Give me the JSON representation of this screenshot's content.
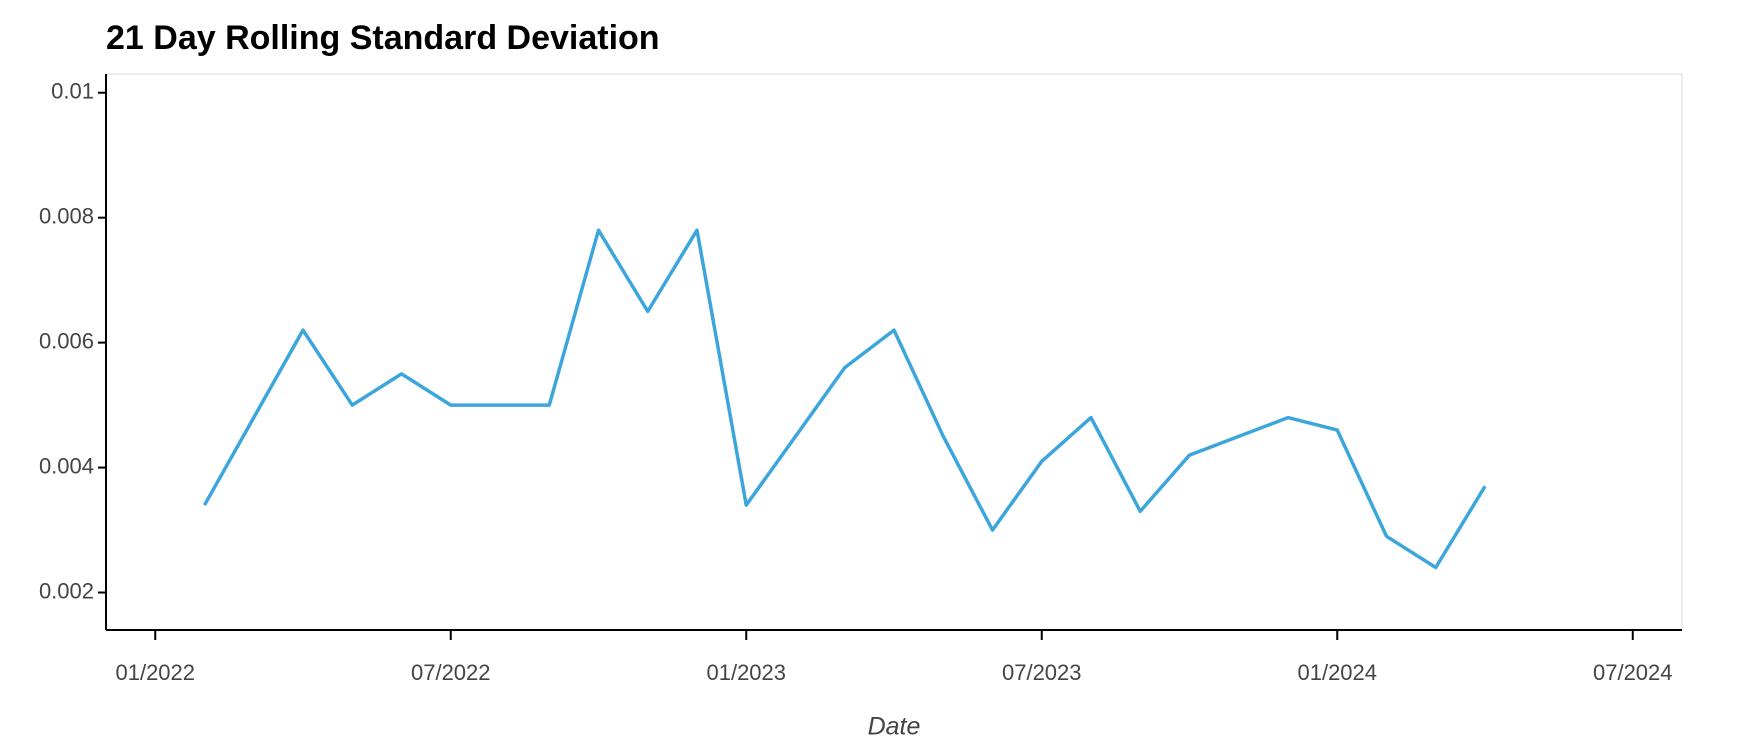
{
  "chart_data": {
    "type": "line",
    "title": "21 Day Rolling Standard Deviation",
    "x_label": "Date",
    "x": [
      "2022-02",
      "2022-03",
      "2022-04",
      "2022-05",
      "2022-06",
      "2022-07",
      "2022-08",
      "2022-09",
      "2022-10",
      "2022-11",
      "2022-12",
      "2023-01",
      "2023-02",
      "2023-03",
      "2023-04",
      "2023-05",
      "2023-06",
      "2023-07",
      "2023-08",
      "2023-09",
      "2023-10",
      "2023-11",
      "2023-12",
      "2024-01",
      "2024-02",
      "2024-03",
      "2024-04"
    ],
    "series": [
      {
        "color": "#3ca6dc",
        "values": [
          0.0034,
          0.0048,
          0.0062,
          0.005,
          0.0055,
          0.005,
          0.005,
          0.005,
          0.0078,
          0.0065,
          0.0078,
          0.0034,
          0.0045,
          0.0056,
          0.0062,
          0.0045,
          0.003,
          0.0041,
          0.0048,
          0.0033,
          0.0042,
          0.0045,
          0.0048,
          0.0046,
          0.0029,
          0.0024,
          0.0037
        ]
      }
    ],
    "xlim": [
      "2021-12",
      "2024-08"
    ],
    "xticks": [
      {
        "value": "2022-01",
        "label": "01/2022"
      },
      {
        "value": "2022-07",
        "label": "07/2022"
      },
      {
        "value": "2023-01",
        "label": "01/2023"
      },
      {
        "value": "2023-07",
        "label": "07/2023"
      },
      {
        "value": "2024-01",
        "label": "01/2024"
      },
      {
        "value": "2024-07",
        "label": "07/2024"
      }
    ],
    "ylim": [
      0.0014,
      0.0103
    ],
    "yticks": [
      0.002,
      0.004,
      0.006,
      0.008,
      0.01
    ],
    "grid": false
  }
}
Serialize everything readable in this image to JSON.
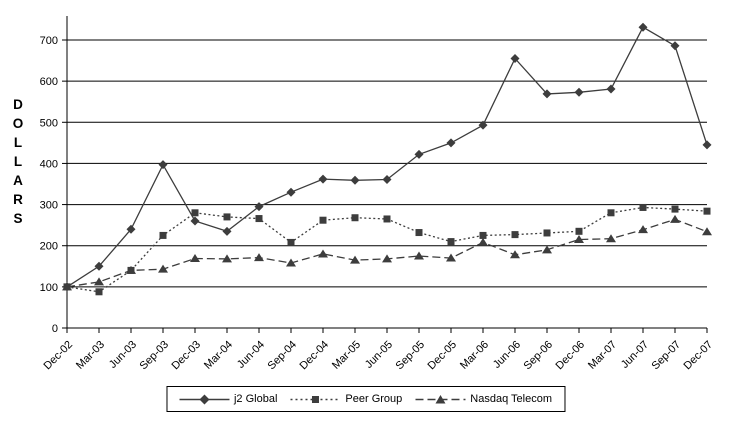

- Task statement: Only a number is wanted: how many lines contain the word "this"?

- Correct output: 2